[Work to be completed] Locate all lines with the word "يريد" and copy them out.
____
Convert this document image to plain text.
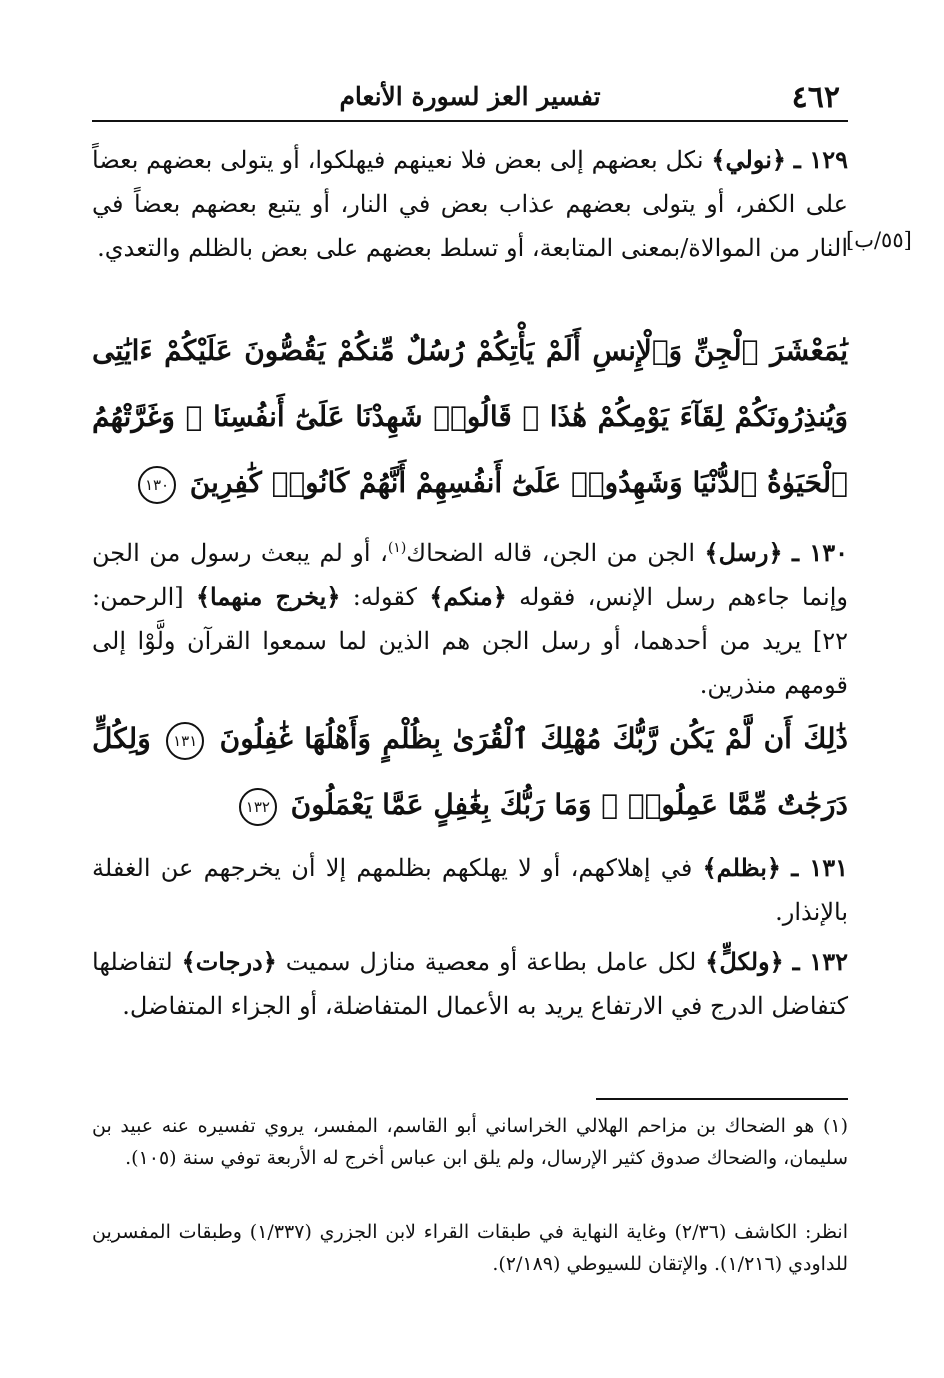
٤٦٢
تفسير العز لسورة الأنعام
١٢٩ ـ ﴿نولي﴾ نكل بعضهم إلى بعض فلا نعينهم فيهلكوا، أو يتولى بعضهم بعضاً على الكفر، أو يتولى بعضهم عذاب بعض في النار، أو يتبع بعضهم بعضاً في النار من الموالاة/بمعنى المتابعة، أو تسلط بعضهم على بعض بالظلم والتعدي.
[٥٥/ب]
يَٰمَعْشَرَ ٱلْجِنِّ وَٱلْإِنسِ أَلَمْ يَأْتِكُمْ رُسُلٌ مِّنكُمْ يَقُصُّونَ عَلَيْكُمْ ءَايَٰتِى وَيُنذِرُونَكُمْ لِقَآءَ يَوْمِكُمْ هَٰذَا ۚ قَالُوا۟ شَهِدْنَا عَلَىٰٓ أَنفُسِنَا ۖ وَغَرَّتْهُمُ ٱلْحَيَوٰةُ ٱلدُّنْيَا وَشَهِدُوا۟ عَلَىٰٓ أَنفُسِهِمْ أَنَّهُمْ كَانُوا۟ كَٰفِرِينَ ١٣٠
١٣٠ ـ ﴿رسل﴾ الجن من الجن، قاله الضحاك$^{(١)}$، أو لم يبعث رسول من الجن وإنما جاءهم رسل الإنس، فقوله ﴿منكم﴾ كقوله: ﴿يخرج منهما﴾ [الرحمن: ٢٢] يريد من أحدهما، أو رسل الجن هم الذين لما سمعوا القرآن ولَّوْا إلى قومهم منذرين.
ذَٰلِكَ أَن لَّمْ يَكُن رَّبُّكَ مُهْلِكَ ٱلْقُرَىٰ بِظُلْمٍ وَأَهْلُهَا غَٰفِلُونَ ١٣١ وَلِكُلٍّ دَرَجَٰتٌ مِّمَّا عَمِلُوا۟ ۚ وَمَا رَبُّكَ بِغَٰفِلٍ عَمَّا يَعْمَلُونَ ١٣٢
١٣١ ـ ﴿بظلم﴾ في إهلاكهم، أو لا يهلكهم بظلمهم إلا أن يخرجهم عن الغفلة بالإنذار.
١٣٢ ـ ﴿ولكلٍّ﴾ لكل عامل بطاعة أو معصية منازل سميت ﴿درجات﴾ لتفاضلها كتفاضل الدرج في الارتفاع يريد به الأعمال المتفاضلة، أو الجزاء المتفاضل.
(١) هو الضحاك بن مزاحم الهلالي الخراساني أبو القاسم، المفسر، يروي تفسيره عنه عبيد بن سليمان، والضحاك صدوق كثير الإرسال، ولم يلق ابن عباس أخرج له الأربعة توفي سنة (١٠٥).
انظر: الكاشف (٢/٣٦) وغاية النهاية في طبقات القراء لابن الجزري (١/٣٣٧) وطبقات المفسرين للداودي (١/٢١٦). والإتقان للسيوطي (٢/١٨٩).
____
[Reply to the exercise]
١٣٠ ـ ﴿رسل﴾ الجن من الجن، قاله الضحاك$^{(١)}$، أو لم يبعث رسول من الجن وإنما جاءهم رسل الإنس، فقوله ﴿منكم﴾ كقوله: ﴿يخرج منهما﴾ [الرحمن: ٢٢] يريد من أحدهما، أو رسل الجن هم الذين لما سمعوا القرآن ولَّوْا إلى قومهم منذرين.
١٣٢ ـ ﴿ولكلٍّ﴾ لكل عامل بطاعة أو معصية منازل سميت ﴿درجات﴾ لتفاضلها كتفاضل الدرج في الارتفاع يريد به الأعمال المتفاضلة، أو الجزاء المتفاضل.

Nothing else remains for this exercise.